◆ TASK PROMPT
Leave the pictures out and print every record below exactly as it stands.

◆ EXERCISE MATERIAL

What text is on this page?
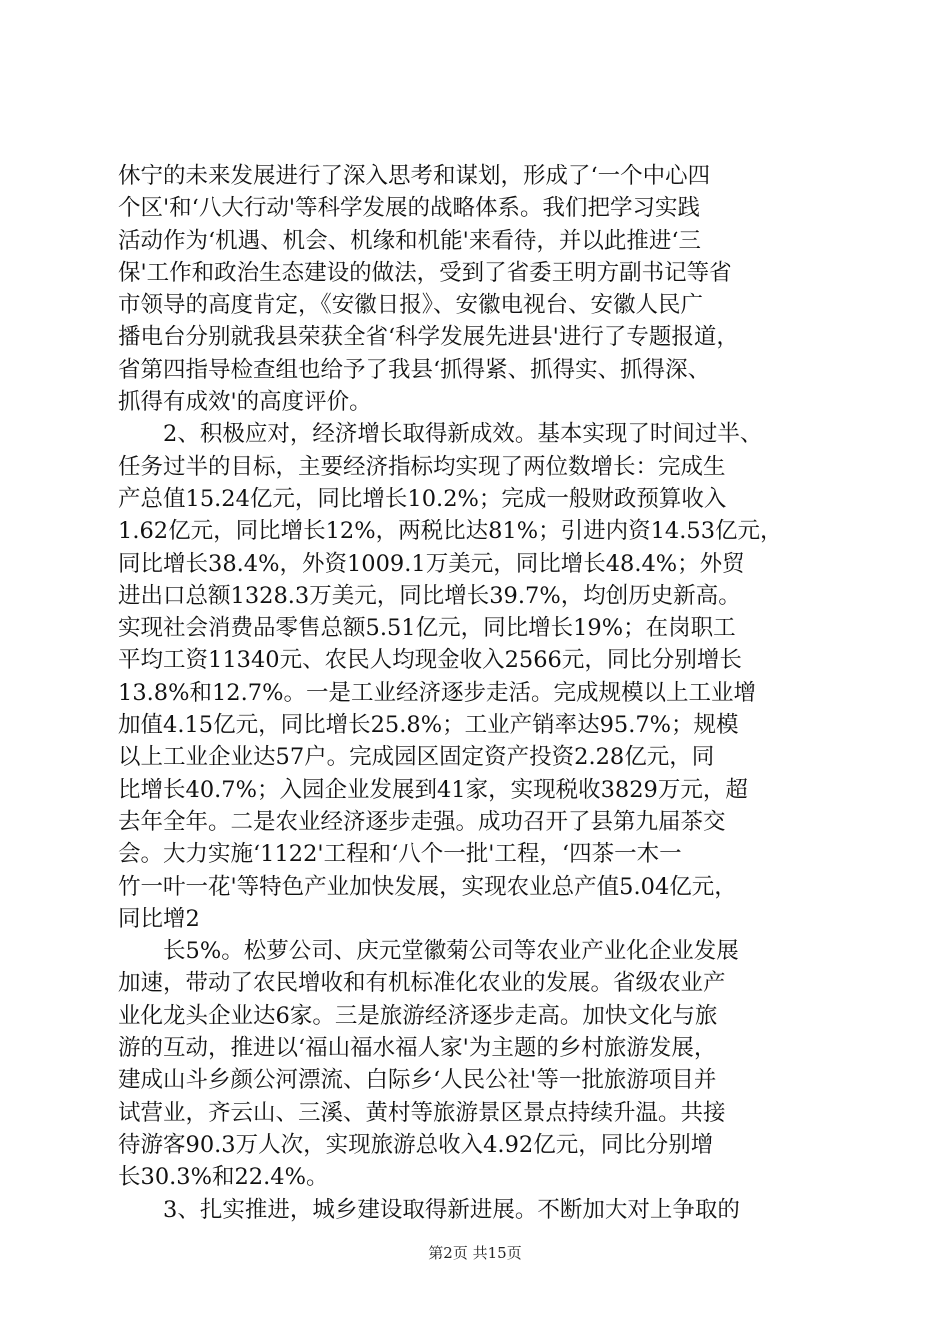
休宁的未来发展进行了深入思考和谋划，形成了‘一个中心四
个区'和‘八大行动'等科学发展的战略体系。我们把学习实践
活动作为‘机遇、机会、机缘和机能'来看待，并以此推进‘三
保'工作和政治生态建设的做法，受到了省委王明方副书记等省
市领导的高度肯定，《安徽日报》、安徽电视台、安徽人民广
播电台分别就我县荣获全省‘科学发展先进县'进行了专题报道，
省第四指导检查组也给予了我县‘抓得紧、抓得实、抓得深、
抓得有成效'的高度评价。
　　2、积极应对，经济增长取得新成效。基本实现了时间过半、
任务过半的目标，主要经济指标均实现了两位数增长：完成生
产总值15.24亿元，同比增长10.2%；完成一般财政预算收入
1.62亿元，同比增长12%，两税比达81%；引进内资14.53亿元，
同比增长38.4%，外资1009.1万美元，同比增长48.4%；外贸
进出口总额1328.3万美元，同比增长39.7%，均创历史新高。
实现社会消费品零售总额5.51亿元，同比增长19%；在岗职工
平均工资11340元、农民人均现金收入2566元，同比分别增长
13.8%和12.7%。一是工业经济逐步走活。完成规模以上工业增
加值4.15亿元，同比增长25.8%；工业产销率达95.7%；规模
以上工业企业达57户。完成园区固定资产投资2.28亿元，同
比增长40.7%；入园企业发展到41家，实现税收3829万元，超
去年全年。二是农业经济逐步走强。成功召开了县第九届茶交
会。大力实施‘1122'工程和‘八个一批'工程，‘四茶一木一
竹一叶一花'等特色产业加快发展，实现农业总产值5.04亿元，
同比增2
　　长5%。松萝公司、庆元堂徽菊公司等农业产业化企业发展
加速，带动了农民增收和有机标准化农业的发展。省级农业产
业化龙头企业达6家。三是旅游经济逐步走高。加快文化与旅
游的互动，推进以‘福山福水福人家'为主题的乡村旅游发展，
建成山斗乡颜公河漂流、白际乡‘人民公社'等一批旅游项目并
试营业，齐云山、三溪、黄村等旅游景区景点持续升温。共接
待游客90.3万人次，实现旅游总收入4.92亿元，同比分别增
长30.3%和22.4%。
　　3、扎实推进，城乡建设取得新进展。不断加大对上争取的
第2页 共15页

◆ EXPECTED ANSWER
What text is on this page?
休宁的未来发展进行了深入思考和谋划，形成了‘一个中心四
个区'和‘八大行动'等科学发展的战略体系。我们把学习实践
活动作为‘机遇、机会、机缘和机能'来看待，并以此推进‘三
保'工作和政治生态建设的做法，受到了省委王明方副书记等省
市领导的高度肯定，《安徽日报》、安徽电视台、安徽人民广
播电台分别就我县荣获全省‘科学发展先进县'进行了专题报道，
省第四指导检查组也给予了我县‘抓得紧、抓得实、抓得深、
抓得有成效'的高度评价。
　　2、积极应对，经济增长取得新成效。基本实现了时间过半、
任务过半的目标，主要经济指标均实现了两位数增长：完成生
产总值15.24亿元，同比增长10.2%；完成一般财政预算收入
1.62亿元，同比增长12%，两税比达81%；引进内资14.53亿元，
同比增长38.4%，外资1009.1万美元，同比增长48.4%；外贸
进出口总额1328.3万美元，同比增长39.7%，均创历史新高。
实现社会消费品零售总额5.51亿元，同比增长19%；在岗职工
平均工资11340元、农民人均现金收入2566元，同比分别增长
13.8%和12.7%。一是工业经济逐步走活。完成规模以上工业增
加值4.15亿元，同比增长25.8%；工业产销率达95.7%；规模
以上工业企业达57户。完成园区固定资产投资2.28亿元，同
比增长40.7%；入园企业发展到41家，实现税收3829万元，超
去年全年。二是农业经济逐步走强。成功召开了县第九届茶交
会。大力实施‘1122'工程和‘八个一批'工程，‘四茶一木一
竹一叶一花'等特色产业加快发展，实现农业总产值5.04亿元，
同比增2
　　长5%。松萝公司、庆元堂徽菊公司等农业产业化企业发展
加速，带动了农民增收和有机标准化农业的发展。省级农业产
业化龙头企业达6家。三是旅游经济逐步走高。加快文化与旅
游的互动，推进以‘福山福水福人家'为主题的乡村旅游发展，
建成山斗乡颜公河漂流、白际乡‘人民公社'等一批旅游项目并
试营业，齐云山、三溪、黄村等旅游景区景点持续升温。共接
待游客90.3万人次，实现旅游总收入4.92亿元，同比分别增
长30.3%和22.4%。
　　3、扎实推进，城乡建设取得新进展。不断加大对上争取的
第2页 共15页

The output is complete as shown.